**AVAILABLE DATA:**
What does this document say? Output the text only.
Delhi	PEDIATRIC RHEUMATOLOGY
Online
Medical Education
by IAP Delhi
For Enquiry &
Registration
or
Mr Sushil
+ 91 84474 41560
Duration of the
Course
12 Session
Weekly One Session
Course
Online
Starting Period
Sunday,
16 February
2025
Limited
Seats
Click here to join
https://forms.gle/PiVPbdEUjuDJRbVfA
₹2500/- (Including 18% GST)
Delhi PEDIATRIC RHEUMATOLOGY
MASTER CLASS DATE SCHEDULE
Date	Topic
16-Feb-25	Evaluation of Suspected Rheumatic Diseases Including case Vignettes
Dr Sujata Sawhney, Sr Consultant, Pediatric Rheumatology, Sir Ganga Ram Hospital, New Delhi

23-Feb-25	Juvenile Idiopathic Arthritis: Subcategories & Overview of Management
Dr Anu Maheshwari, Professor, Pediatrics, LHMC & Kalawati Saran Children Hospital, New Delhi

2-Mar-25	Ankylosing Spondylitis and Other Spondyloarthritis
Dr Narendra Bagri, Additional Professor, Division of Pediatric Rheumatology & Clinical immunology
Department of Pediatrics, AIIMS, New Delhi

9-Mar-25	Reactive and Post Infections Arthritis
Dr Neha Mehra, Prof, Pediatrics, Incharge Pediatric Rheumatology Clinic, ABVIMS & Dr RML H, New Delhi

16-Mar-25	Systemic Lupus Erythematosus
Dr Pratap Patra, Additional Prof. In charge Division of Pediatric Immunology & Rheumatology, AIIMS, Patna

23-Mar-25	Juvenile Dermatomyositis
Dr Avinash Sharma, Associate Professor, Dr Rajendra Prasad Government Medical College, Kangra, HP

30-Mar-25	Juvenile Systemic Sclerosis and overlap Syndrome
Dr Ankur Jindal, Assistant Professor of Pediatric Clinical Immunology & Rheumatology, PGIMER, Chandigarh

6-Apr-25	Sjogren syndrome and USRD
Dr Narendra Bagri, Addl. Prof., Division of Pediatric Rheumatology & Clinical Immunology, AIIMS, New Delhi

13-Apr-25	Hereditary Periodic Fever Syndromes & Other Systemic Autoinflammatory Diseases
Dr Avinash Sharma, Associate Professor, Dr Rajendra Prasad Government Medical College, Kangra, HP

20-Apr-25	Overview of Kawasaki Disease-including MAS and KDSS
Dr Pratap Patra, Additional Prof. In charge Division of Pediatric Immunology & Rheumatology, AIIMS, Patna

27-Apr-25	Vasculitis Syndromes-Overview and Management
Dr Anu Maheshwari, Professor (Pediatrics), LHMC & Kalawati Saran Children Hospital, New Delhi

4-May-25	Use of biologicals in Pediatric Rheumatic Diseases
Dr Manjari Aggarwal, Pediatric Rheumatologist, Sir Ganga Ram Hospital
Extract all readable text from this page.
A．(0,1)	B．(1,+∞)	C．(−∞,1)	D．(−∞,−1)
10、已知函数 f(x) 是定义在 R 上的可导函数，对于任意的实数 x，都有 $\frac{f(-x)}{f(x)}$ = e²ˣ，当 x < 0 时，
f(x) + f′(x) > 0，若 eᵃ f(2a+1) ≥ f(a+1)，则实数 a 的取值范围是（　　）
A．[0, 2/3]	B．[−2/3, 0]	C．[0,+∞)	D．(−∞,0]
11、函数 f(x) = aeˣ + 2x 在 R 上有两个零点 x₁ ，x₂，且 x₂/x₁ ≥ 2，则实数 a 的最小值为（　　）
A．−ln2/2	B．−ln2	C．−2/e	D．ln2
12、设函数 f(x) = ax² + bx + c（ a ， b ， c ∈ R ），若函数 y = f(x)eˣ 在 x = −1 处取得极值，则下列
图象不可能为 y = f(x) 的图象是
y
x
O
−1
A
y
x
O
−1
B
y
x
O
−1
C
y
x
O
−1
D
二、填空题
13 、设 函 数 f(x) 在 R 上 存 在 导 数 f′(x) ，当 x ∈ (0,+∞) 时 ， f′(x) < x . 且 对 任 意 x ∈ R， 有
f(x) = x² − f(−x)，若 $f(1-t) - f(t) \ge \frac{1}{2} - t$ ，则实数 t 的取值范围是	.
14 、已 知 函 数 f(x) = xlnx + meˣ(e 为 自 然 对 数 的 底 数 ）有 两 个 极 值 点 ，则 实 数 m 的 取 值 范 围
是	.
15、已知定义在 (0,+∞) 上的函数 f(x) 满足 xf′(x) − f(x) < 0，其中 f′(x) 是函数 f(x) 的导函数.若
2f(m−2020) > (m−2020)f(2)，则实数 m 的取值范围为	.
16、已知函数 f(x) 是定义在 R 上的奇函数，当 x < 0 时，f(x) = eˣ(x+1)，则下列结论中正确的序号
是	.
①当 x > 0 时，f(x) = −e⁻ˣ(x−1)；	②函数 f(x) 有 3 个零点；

**PROBLEM DETAILS:**
Repeat exactly, and only, the lines of the records above, starting with the line that contains "Extract all readable text from this page." and ending with the final line, both included.

**SOLUTION:**
Extract all readable text from this page.
A．(0,1)	B．(1,+∞)	C．(−∞,1)	D．(−∞,−1)
10、已知函数 f(x) 是定义在 R 上的可导函数，对于任意的实数 x，都有 $\frac{f(-x)}{f(x)}$ = e²ˣ，当 x < 0 时，
f(x) + f′(x) > 0，若 eᵃ f(2a+1) ≥ f(a+1)，则实数 a 的取值范围是（　　）
A．[0, 2/3]	B．[−2/3, 0]	C．[0,+∞)	D．(−∞,0]
11、函数 f(x) = aeˣ + 2x 在 R 上有两个零点 x₁ ，x₂，且 x₂/x₁ ≥ 2，则实数 a 的最小值为（　　）
A．−ln2/2	B．−ln2	C．−2/e	D．ln2
12、设函数 f(x) = ax² + bx + c（ a ， b ， c ∈ R ），若函数 y = f(x)eˣ 在 x = −1 处取得极值，则下列
图象不可能为 y = f(x) 的图象是
y
x
O
−1
A
y
x
O
−1
B
y
x
O
−1
C
y
x
O
−1
D
二、填空题
13 、设 函 数 f(x) 在 R 上 存 在 导 数 f′(x) ，当 x ∈ (0,+∞) 时 ， f′(x) < x . 且 对 任 意 x ∈ R， 有
f(x) = x² − f(−x)，若 $f(1-t) - f(t) \ge \frac{1}{2} - t$ ，则实数 t 的取值范围是	.
14 、已 知 函 数 f(x) = xlnx + meˣ(e 为 自 然 对 数 的 底 数 ）有 两 个 极 值 点 ，则 实 数 m 的 取 值 范 围
是	.
15、已知定义在 (0,+∞) 上的函数 f(x) 满足 xf′(x) − f(x) < 0，其中 f′(x) 是函数 f(x) 的导函数.若
2f(m−2020) > (m−2020)f(2)，则实数 m 的取值范围为	.
16、已知函数 f(x) 是定义在 R 上的奇函数，当 x < 0 时，f(x) = eˣ(x+1)，则下列结论中正确的序号
是	.
①当 x > 0 时，f(x) = −e⁻ˣ(x−1)；	②函数 f(x) 有 3 个零点；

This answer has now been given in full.